# Given instruction
Reproduce the records that follow in full, excluding any picture they contain.

# Excerpted records
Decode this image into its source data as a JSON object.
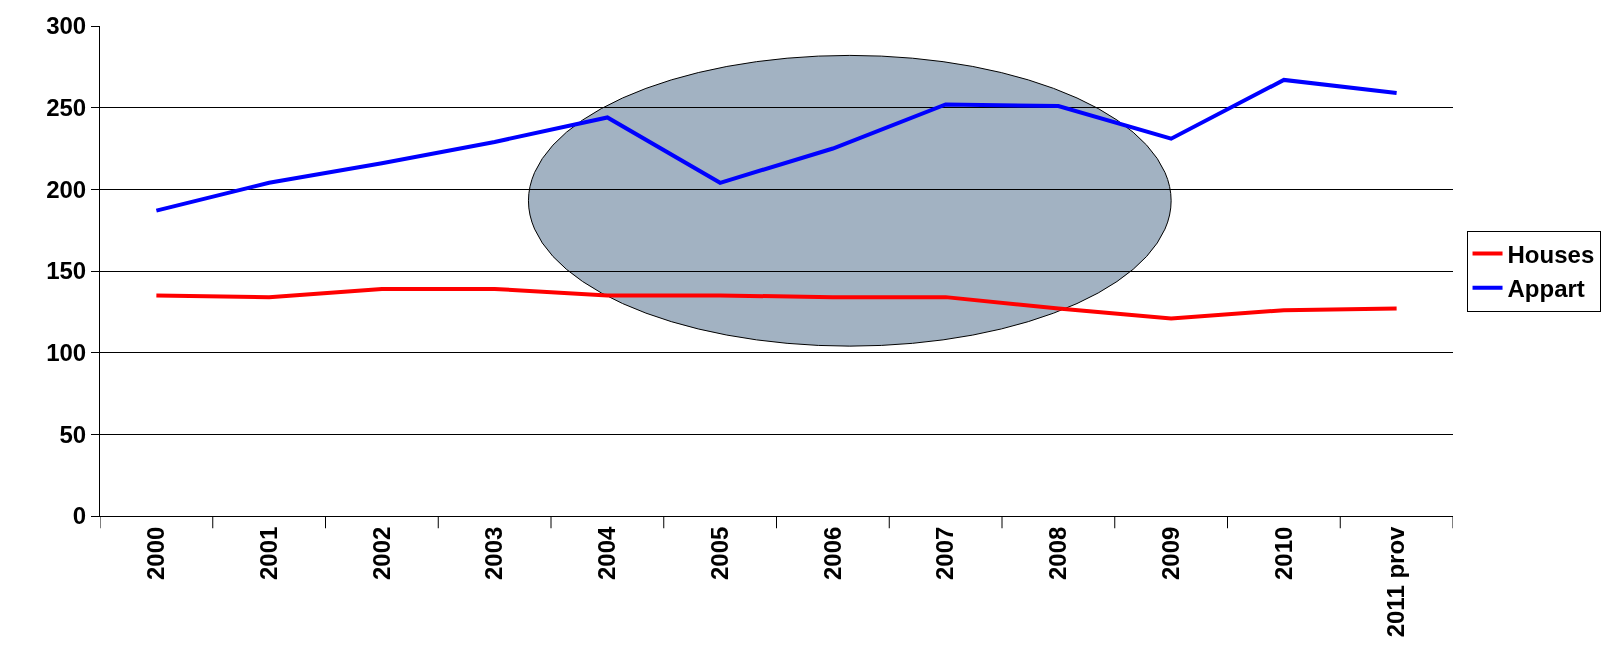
{
  "chart_data": {
    "type": "line",
    "categories": [
      "2000",
      "2001",
      "2002",
      "2003",
      "2004",
      "2005",
      "2006",
      "2007",
      "2008",
      "2009",
      "2010",
      "2011 prov"
    ],
    "series": [
      {
        "name": "Houses",
        "color": "#ff0000",
        "values": [
          135,
          134,
          139,
          139,
          135,
          135,
          134,
          134,
          127,
          121,
          126,
          127
        ]
      },
      {
        "name": "Appart",
        "color": "#0000ff",
        "values": [
          187,
          204,
          216,
          229,
          244,
          204,
          225,
          252,
          251,
          231,
          267,
          259
        ]
      }
    ],
    "ylim": [
      0,
      300
    ],
    "yticks": [
      0,
      50,
      100,
      150,
      200,
      250,
      300
    ],
    "grid": "y",
    "legend": "right",
    "marker": "none",
    "line_style": "solid"
  }
}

# Task response
Decode this image into its source data as a JSON object.
{
  "chart_data": {
    "type": "line",
    "categories": [
      "2000",
      "2001",
      "2002",
      "2003",
      "2004",
      "2005",
      "2006",
      "2007",
      "2008",
      "2009",
      "2010",
      "2011 prov"
    ],
    "series": [
      {
        "name": "Houses",
        "color": "#ff0000",
        "values": [
          135,
          134,
          139,
          139,
          135,
          135,
          134,
          134,
          127,
          121,
          126,
          127
        ]
      },
      {
        "name": "Appart",
        "color": "#0000ff",
        "values": [
          187,
          204,
          216,
          229,
          244,
          204,
          225,
          252,
          251,
          231,
          267,
          259
        ]
      }
    ],
    "ylim": [
      0,
      300
    ],
    "yticks": [
      0,
      50,
      100,
      150,
      200,
      250,
      300
    ],
    "grid": "y",
    "legend": "right",
    "marker": "none",
    "line_style": "solid"
  }
}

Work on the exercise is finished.